Work to do: Copy every record below exactly.

----

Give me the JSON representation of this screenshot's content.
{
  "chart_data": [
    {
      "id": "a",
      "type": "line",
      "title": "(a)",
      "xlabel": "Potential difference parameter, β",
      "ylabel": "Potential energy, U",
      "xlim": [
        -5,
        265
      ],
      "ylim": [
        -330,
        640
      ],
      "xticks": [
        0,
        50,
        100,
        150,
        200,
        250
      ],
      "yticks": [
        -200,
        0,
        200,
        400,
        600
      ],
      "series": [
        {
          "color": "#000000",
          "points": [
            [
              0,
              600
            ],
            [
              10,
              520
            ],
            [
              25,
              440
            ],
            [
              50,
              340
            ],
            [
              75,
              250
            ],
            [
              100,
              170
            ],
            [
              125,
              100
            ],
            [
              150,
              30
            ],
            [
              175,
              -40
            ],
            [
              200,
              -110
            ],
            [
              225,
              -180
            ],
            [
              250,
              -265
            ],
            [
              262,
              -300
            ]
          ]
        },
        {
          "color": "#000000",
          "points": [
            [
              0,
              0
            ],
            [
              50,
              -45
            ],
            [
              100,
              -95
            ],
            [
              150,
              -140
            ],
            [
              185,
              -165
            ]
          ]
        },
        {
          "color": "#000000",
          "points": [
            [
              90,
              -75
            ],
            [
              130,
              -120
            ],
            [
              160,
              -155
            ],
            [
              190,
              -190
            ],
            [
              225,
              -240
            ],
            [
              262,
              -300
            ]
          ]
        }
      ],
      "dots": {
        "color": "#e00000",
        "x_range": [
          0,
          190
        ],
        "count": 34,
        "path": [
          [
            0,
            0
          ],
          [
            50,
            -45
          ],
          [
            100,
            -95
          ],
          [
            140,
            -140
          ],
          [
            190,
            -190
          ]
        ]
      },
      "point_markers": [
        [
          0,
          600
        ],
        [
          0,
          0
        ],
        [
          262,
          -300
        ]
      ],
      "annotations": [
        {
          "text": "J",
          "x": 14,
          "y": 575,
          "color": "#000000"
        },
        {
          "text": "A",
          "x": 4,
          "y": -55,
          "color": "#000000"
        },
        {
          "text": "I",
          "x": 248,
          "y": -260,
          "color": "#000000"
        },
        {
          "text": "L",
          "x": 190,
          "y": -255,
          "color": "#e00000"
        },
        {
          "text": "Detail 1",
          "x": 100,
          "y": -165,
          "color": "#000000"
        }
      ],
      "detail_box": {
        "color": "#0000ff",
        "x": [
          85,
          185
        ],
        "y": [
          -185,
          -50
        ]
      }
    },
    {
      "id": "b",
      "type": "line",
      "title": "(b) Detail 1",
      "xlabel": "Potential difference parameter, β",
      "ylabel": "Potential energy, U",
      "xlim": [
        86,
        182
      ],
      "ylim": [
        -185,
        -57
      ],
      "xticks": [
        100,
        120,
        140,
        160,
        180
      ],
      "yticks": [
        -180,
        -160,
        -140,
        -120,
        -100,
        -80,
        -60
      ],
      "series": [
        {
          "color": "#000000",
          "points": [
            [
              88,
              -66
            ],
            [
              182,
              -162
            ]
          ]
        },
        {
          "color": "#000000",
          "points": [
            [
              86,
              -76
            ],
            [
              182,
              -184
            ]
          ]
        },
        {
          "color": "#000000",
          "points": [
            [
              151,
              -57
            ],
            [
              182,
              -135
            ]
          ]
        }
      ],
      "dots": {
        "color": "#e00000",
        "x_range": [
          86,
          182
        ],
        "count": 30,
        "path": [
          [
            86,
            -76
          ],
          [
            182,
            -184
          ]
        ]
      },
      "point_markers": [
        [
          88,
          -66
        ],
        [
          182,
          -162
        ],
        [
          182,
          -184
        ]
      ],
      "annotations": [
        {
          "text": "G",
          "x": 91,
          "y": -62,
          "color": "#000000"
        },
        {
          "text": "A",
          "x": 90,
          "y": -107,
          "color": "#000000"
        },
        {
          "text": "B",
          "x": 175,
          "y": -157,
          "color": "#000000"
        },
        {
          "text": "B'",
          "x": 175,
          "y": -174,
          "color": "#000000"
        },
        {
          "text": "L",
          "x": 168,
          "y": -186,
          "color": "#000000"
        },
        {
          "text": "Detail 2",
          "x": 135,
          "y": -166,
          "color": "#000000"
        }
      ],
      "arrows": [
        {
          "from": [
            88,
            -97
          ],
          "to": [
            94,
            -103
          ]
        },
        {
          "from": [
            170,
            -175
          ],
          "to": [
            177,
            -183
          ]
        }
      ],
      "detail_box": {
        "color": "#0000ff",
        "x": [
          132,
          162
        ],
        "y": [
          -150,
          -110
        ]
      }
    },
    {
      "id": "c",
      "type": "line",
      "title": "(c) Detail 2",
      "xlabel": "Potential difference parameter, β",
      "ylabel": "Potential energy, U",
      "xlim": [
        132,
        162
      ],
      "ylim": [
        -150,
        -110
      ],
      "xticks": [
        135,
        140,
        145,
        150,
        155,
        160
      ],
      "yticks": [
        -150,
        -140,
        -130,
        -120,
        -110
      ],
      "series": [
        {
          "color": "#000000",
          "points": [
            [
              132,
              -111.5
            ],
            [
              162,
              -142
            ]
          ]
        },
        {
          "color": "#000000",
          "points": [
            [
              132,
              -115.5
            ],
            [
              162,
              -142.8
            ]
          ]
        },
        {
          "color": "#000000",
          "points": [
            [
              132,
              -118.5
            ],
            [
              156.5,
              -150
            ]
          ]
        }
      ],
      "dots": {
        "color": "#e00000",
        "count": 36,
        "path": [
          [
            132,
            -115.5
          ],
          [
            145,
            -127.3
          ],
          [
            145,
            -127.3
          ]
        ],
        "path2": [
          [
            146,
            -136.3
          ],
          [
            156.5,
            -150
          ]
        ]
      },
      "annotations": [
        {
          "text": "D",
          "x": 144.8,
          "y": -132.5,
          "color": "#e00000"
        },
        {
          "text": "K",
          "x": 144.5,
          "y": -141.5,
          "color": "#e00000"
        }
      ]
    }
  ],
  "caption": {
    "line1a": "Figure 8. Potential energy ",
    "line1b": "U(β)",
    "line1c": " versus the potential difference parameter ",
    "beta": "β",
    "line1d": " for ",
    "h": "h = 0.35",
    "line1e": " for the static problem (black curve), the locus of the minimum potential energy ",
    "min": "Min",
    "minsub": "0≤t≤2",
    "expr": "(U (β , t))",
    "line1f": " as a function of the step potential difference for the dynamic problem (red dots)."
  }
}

----

Output of the task:
Give me the JSON representation of this screenshot's content.
{
  "chart_data": [
    {
      "id": "a",
      "type": "line",
      "title": "(a)",
      "xlabel": "Potential difference parameter, β",
      "ylabel": "Potential energy, U",
      "xlim": [
        -5,
        265
      ],
      "ylim": [
        -330,
        640
      ],
      "xticks": [
        0,
        50,
        100,
        150,
        200,
        250
      ],
      "yticks": [
        -200,
        0,
        200,
        400,
        600
      ],
      "series": [
        {
          "color": "#000000",
          "points": [
            [
              0,
              600
            ],
            [
              10,
              520
            ],
            [
              25,
              440
            ],
            [
              50,
              340
            ],
            [
              75,
              250
            ],
            [
              100,
              170
            ],
            [
              125,
              100
            ],
            [
              150,
              30
            ],
            [
              175,
              -40
            ],
            [
              200,
              -110
            ],
            [
              225,
              -180
            ],
            [
              250,
              -265
            ],
            [
              262,
              -300
            ]
          ]
        },
        {
          "color": "#000000",
          "points": [
            [
              0,
              0
            ],
            [
              50,
              -45
            ],
            [
              100,
              -95
            ],
            [
              150,
              -140
            ],
            [
              185,
              -165
            ]
          ]
        },
        {
          "color": "#000000",
          "points": [
            [
              90,
              -75
            ],
            [
              130,
              -120
            ],
            [
              160,
              -155
            ],
            [
              190,
              -190
            ],
            [
              225,
              -240
            ],
            [
              262,
              -300
            ]
          ]
        }
      ],
      "dots": {
        "color": "#e00000",
        "x_range": [
          0,
          190
        ],
        "count": 34,
        "path": [
          [
            0,
            0
          ],
          [
            50,
            -45
          ],
          [
            100,
            -95
          ],
          [
            140,
            -140
          ],
          [
            190,
            -190
          ]
        ]
      },
      "point_markers": [
        [
          0,
          600
        ],
        [
          0,
          0
        ],
        [
          262,
          -300
        ]
      ],
      "annotations": [
        {
          "text": "J",
          "x": 14,
          "y": 575,
          "color": "#000000"
        },
        {
          "text": "A",
          "x": 4,
          "y": -55,
          "color": "#000000"
        },
        {
          "text": "I",
          "x": 248,
          "y": -260,
          "color": "#000000"
        },
        {
          "text": "L",
          "x": 190,
          "y": -255,
          "color": "#e00000"
        },
        {
          "text": "Detail 1",
          "x": 100,
          "y": -165,
          "color": "#000000"
        }
      ],
      "detail_box": {
        "color": "#0000ff",
        "x": [
          85,
          185
        ],
        "y": [
          -185,
          -50
        ]
      }
    },
    {
      "id": "b",
      "type": "line",
      "title": "(b) Detail 1",
      "xlabel": "Potential difference parameter, β",
      "ylabel": "Potential energy, U",
      "xlim": [
        86,
        182
      ],
      "ylim": [
        -185,
        -57
      ],
      "xticks": [
        100,
        120,
        140,
        160,
        180
      ],
      "yticks": [
        -180,
        -160,
        -140,
        -120,
        -100,
        -80,
        -60
      ],
      "series": [
        {
          "color": "#000000",
          "points": [
            [
              88,
              -66
            ],
            [
              182,
              -162
            ]
          ]
        },
        {
          "color": "#000000",
          "points": [
            [
              86,
              -76
            ],
            [
              182,
              -184
            ]
          ]
        },
        {
          "color": "#000000",
          "points": [
            [
              151,
              -57
            ],
            [
              182,
              -135
            ]
          ]
        }
      ],
      "dots": {
        "color": "#e00000",
        "x_range": [
          86,
          182
        ],
        "count": 30,
        "path": [
          [
            86,
            -76
          ],
          [
            182,
            -184
          ]
        ]
      },
      "point_markers": [
        [
          88,
          -66
        ],
        [
          182,
          -162
        ],
        [
          182,
          -184
        ]
      ],
      "annotations": [
        {
          "text": "G",
          "x": 91,
          "y": -62,
          "color": "#000000"
        },
        {
          "text": "A",
          "x": 90,
          "y": -107,
          "color": "#000000"
        },
        {
          "text": "B",
          "x": 175,
          "y": -157,
          "color": "#000000"
        },
        {
          "text": "B'",
          "x": 175,
          "y": -174,
          "color": "#000000"
        },
        {
          "text": "L",
          "x": 168,
          "y": -186,
          "color": "#000000"
        },
        {
          "text": "Detail 2",
          "x": 135,
          "y": -166,
          "color": "#000000"
        }
      ],
      "arrows": [
        {
          "from": [
            88,
            -97
          ],
          "to": [
            94,
            -103
          ]
        },
        {
          "from": [
            170,
            -175
          ],
          "to": [
            177,
            -183
          ]
        }
      ],
      "detail_box": {
        "color": "#0000ff",
        "x": [
          132,
          162
        ],
        "y": [
          -150,
          -110
        ]
      }
    },
    {
      "id": "c",
      "type": "line",
      "title": "(c) Detail 2",
      "xlabel": "Potential difference parameter, β",
      "ylabel": "Potential energy, U",
      "xlim": [
        132,
        162
      ],
      "ylim": [
        -150,
        -110
      ],
      "xticks": [
        135,
        140,
        145,
        150,
        155,
        160
      ],
      "yticks": [
        -150,
        -140,
        -130,
        -120,
        -110
      ],
      "series": [
        {
          "color": "#000000",
          "points": [
            [
              132,
              -111.5
            ],
            [
              162,
              -142
            ]
          ]
        },
        {
          "color": "#000000",
          "points": [
            [
              132,
              -115.5
            ],
            [
              162,
              -142.8
            ]
          ]
        },
        {
          "color": "#000000",
          "points": [
            [
              132,
              -118.5
            ],
            [
              156.5,
              -150
            ]
          ]
        }
      ],
      "dots": {
        "color": "#e00000",
        "count": 36,
        "path": [
          [
            132,
            -115.5
          ],
          [
            145,
            -127.3
          ],
          [
            145,
            -127.3
          ]
        ],
        "path2": [
          [
            146,
            -136.3
          ],
          [
            156.5,
            -150
          ]
        ]
      },
      "annotations": [
        {
          "text": "D",
          "x": 144.8,
          "y": -132.5,
          "color": "#e00000"
        },
        {
          "text": "K",
          "x": 144.5,
          "y": -141.5,
          "color": "#e00000"
        }
      ]
    }
  ],
  "caption": {
    "line1a": "Figure 8. Potential energy ",
    "line1b": "U(β)",
    "line1c": " versus the potential difference parameter ",
    "beta": "β",
    "line1d": " for ",
    "h": "h = 0.35",
    "line1e": " for the static problem (black curve), the locus of the minimum potential energy ",
    "min": "Min",
    "minsub": "0≤t≤2",
    "expr": "(U (β , t))",
    "line1f": " as a function of the step potential difference for the dynamic problem (red dots)."
  }
}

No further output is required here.